◆ **Written problem**
Output exactly the lines from the line with "Type out the text in this image." through the end of the records below. Include nothing else.

- - - - -

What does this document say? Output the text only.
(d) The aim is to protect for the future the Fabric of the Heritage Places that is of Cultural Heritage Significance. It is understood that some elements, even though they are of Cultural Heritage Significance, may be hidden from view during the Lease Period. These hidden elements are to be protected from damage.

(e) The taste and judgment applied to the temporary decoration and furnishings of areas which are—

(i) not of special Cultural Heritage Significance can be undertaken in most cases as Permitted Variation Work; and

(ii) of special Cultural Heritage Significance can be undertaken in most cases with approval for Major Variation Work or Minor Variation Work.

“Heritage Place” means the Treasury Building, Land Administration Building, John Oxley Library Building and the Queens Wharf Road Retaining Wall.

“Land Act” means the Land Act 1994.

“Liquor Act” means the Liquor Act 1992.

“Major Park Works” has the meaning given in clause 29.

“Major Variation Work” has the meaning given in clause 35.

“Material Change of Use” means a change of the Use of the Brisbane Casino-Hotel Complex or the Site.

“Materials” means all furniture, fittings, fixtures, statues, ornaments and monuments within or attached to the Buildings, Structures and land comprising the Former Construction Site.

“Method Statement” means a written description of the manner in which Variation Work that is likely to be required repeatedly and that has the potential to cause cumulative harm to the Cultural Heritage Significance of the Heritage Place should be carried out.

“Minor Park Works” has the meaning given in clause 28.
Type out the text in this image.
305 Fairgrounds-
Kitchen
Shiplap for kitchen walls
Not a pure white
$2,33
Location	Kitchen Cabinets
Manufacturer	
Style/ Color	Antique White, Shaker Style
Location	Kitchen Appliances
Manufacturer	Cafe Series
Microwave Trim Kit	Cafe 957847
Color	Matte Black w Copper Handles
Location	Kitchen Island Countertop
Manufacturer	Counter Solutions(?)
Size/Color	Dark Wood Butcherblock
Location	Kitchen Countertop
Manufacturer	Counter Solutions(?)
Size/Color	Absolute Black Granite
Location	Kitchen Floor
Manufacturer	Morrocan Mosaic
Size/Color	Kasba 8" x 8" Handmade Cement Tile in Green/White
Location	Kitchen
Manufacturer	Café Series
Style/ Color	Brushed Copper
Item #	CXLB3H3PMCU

- - - - -

◆ **Written answer**
Type out the text in this image.
305 Fairgrounds-
Kitchen
Shiplap for kitchen walls
Not a pure white
$2,33
Location	Kitchen Cabinets
Manufacturer	
Style/ Color	Antique White, Shaker Style
Location	Kitchen Appliances
Manufacturer	Cafe Series
Microwave Trim Kit	Cafe 957847
Color	Matte Black w Copper Handles
Location	Kitchen Island Countertop
Manufacturer	Counter Solutions(?)
Size/Color	Dark Wood Butcherblock
Location	Kitchen Countertop
Manufacturer	Counter Solutions(?)
Size/Color	Absolute Black Granite
Location	Kitchen Floor
Manufacturer	Morrocan Mosaic
Size/Color	Kasba 8" x 8" Handmade Cement Tile in Green/White
Location	Kitchen
Manufacturer	Café Series
Style/ Color	Brushed Copper
Item #	CXLB3H3PMCU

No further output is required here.